*THE TASK:*
From the entries below, list each line with "will".

— start of PROVIDED RECORDS —

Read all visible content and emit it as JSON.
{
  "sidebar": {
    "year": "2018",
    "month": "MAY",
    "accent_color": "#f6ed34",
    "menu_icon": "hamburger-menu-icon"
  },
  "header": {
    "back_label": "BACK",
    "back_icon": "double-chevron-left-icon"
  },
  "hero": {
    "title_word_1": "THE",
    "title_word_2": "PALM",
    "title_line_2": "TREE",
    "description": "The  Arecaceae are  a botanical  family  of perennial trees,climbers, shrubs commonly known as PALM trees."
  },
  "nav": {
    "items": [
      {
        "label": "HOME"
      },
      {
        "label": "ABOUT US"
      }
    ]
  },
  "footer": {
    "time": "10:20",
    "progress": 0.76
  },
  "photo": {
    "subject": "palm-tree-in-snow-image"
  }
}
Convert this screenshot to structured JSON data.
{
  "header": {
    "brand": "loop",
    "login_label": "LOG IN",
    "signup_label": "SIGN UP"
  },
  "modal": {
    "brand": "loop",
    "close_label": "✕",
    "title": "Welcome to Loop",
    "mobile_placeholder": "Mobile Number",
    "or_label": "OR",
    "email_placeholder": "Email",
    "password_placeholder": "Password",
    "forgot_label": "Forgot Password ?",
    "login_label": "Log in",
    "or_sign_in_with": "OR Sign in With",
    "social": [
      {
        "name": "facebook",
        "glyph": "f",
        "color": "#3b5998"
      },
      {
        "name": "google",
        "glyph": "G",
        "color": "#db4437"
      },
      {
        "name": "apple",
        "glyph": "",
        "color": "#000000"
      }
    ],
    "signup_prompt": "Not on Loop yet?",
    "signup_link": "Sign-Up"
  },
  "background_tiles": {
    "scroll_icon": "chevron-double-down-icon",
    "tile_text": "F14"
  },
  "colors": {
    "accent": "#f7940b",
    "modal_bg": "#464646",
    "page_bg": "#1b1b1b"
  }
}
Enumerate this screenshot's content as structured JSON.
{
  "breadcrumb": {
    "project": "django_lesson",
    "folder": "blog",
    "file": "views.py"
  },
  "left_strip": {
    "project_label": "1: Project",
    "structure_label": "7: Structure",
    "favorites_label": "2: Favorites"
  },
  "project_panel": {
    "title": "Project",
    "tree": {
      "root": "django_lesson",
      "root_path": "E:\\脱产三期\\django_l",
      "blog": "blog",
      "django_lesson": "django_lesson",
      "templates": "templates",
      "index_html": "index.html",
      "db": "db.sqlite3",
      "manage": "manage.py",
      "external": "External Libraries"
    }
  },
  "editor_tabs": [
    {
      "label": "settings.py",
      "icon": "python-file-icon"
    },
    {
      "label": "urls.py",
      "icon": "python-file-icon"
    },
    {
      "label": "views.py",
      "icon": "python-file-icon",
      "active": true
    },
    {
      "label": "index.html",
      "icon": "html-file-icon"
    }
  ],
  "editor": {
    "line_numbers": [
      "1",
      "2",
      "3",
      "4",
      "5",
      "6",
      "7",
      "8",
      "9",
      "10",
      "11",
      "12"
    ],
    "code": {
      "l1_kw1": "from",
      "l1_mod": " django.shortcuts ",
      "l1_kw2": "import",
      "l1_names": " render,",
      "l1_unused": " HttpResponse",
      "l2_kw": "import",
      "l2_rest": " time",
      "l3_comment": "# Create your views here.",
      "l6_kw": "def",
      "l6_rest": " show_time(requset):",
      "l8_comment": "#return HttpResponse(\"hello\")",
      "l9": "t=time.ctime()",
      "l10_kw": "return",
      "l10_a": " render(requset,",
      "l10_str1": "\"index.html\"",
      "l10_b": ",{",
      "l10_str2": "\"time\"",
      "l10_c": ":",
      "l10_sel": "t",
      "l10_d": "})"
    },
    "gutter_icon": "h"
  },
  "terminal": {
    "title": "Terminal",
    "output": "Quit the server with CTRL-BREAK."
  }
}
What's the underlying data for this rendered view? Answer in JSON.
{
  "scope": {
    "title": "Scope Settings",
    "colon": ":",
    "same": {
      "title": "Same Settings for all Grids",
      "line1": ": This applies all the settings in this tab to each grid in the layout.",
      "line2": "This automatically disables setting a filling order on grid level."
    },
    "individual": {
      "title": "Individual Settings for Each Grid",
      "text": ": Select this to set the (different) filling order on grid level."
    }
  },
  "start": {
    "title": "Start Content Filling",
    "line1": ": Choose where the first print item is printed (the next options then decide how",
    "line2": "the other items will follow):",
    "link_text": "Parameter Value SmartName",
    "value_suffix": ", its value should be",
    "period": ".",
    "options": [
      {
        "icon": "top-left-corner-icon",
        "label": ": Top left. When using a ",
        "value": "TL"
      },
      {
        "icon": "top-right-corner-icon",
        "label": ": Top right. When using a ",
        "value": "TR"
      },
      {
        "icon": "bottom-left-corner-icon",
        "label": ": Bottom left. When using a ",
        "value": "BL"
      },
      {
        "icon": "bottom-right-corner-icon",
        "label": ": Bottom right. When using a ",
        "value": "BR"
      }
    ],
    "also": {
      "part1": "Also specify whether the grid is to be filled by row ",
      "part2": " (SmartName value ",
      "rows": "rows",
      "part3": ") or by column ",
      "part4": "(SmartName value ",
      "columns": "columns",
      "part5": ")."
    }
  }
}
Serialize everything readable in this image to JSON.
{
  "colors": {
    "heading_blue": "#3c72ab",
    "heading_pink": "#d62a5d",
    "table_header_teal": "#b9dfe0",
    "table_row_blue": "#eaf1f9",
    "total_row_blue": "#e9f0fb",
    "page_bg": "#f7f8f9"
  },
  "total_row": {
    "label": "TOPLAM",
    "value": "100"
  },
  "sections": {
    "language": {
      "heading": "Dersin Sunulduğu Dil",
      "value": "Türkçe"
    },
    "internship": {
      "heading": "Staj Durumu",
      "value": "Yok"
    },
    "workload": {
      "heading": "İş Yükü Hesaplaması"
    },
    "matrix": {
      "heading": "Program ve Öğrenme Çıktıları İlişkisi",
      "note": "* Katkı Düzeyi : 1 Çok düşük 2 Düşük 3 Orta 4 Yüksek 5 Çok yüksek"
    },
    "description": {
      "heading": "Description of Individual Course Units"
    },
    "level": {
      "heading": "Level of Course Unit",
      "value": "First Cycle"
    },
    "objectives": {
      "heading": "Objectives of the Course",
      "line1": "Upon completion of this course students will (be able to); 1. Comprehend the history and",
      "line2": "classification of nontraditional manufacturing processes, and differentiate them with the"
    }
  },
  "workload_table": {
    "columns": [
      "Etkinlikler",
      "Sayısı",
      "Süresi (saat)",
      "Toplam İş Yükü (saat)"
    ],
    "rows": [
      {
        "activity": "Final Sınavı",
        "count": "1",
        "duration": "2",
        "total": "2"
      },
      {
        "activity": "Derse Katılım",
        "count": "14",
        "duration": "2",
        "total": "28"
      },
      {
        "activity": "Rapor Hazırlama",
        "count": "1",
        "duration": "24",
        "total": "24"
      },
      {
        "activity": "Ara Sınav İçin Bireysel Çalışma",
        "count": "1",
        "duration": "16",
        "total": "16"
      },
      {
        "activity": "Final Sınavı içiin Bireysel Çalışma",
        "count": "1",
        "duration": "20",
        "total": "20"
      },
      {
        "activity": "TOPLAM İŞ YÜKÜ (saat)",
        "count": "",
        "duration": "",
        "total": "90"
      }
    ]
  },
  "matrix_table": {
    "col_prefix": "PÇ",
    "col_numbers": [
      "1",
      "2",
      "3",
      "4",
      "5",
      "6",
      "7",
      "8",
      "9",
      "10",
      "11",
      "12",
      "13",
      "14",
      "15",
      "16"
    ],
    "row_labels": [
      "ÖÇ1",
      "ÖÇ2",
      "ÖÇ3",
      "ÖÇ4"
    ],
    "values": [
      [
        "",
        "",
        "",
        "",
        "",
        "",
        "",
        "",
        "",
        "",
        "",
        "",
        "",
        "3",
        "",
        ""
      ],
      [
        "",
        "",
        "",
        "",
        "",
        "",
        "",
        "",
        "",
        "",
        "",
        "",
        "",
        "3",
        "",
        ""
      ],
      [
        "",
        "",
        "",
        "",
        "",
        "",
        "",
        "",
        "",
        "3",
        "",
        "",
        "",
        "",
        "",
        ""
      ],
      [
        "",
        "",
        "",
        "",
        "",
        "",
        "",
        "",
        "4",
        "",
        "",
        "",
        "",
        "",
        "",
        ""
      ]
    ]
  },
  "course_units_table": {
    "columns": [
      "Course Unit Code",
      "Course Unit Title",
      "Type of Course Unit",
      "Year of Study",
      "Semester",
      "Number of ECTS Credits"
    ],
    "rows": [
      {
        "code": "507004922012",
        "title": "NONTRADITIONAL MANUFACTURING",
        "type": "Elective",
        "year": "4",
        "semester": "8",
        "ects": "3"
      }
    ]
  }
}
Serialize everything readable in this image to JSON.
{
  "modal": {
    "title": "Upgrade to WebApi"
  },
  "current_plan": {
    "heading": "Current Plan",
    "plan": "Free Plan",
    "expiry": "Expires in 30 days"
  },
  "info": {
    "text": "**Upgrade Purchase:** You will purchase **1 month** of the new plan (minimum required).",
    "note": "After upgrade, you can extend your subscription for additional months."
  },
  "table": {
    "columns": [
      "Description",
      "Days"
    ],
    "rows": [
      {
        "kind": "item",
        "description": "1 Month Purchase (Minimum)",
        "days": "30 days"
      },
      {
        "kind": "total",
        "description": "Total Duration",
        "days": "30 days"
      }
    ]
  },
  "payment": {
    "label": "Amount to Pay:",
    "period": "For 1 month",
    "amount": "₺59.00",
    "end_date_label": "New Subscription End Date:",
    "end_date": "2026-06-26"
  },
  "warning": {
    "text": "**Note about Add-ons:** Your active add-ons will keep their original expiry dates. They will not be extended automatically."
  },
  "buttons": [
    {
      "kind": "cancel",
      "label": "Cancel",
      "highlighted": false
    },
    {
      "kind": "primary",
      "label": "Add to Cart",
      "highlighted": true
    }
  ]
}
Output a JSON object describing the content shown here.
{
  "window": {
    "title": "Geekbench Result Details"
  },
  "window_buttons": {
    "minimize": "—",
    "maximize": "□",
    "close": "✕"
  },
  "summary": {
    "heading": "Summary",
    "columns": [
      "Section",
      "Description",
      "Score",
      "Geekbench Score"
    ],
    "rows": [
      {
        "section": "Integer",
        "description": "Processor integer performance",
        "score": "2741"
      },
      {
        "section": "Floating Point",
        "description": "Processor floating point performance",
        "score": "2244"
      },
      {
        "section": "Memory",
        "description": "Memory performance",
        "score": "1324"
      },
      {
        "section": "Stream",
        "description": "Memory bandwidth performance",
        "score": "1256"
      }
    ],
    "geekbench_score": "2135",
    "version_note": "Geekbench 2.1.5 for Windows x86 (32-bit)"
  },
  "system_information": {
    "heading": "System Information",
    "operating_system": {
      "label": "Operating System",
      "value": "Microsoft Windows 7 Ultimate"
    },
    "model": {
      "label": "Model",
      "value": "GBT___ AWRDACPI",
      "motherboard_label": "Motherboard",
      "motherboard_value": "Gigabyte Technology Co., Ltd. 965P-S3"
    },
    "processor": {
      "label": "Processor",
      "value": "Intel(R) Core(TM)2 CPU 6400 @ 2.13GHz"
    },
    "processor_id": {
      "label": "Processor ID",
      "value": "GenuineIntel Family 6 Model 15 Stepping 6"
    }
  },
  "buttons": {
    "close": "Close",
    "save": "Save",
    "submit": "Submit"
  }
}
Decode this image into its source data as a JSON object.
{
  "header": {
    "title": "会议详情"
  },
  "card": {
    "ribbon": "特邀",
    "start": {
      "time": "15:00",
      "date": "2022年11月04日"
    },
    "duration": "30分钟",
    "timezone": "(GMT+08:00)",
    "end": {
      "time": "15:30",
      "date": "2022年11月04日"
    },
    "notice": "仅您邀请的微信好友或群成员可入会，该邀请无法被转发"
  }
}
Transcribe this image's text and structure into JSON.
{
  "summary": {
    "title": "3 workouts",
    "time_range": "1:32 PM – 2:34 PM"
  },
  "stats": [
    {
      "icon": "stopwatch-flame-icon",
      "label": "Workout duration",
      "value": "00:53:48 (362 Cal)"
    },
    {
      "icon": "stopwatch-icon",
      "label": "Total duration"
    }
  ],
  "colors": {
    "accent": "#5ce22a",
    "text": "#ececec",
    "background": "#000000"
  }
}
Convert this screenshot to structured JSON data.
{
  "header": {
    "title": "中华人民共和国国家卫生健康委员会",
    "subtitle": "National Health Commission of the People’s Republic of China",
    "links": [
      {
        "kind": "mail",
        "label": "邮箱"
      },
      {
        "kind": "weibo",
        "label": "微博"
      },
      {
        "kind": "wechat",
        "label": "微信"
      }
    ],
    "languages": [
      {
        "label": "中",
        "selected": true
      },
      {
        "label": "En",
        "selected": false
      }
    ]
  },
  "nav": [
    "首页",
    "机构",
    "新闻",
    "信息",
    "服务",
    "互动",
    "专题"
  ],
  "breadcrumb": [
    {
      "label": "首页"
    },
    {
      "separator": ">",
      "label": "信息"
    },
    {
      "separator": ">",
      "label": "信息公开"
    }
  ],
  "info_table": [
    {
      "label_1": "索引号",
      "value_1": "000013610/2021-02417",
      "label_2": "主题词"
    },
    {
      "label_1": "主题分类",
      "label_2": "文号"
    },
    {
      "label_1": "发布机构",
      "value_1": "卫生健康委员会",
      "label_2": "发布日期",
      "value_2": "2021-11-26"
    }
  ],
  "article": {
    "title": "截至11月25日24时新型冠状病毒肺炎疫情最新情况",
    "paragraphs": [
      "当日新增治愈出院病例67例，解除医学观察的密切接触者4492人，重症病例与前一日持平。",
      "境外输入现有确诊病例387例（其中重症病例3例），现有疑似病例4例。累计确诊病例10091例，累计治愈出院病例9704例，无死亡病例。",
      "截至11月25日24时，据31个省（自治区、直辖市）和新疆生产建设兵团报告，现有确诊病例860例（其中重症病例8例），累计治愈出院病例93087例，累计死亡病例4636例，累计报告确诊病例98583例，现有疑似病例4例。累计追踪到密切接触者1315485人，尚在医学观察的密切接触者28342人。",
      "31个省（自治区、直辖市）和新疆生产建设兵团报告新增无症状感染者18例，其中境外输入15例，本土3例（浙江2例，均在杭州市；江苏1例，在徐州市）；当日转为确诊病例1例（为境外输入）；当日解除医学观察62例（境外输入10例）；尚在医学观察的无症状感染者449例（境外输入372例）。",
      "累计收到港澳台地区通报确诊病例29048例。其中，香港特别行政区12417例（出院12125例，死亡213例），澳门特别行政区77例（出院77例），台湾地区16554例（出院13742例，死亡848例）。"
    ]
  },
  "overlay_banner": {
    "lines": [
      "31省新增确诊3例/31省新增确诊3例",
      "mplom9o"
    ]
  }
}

— end of PROVIDED RECORDS —

*SOLVED EXERCISE:*
    "line2": "the other items will follow):",
      "line1": "Upon completion of this course students will (be able to); 1. Comprehend the history and",
    "text": "**Upgrade Purchase:** You will purchase **1 month** of the new plan (minimum required).",
    "text": "**Note about Add-ons:** Your active add-ons will keep their original expiry dates. They will not be extended automatically."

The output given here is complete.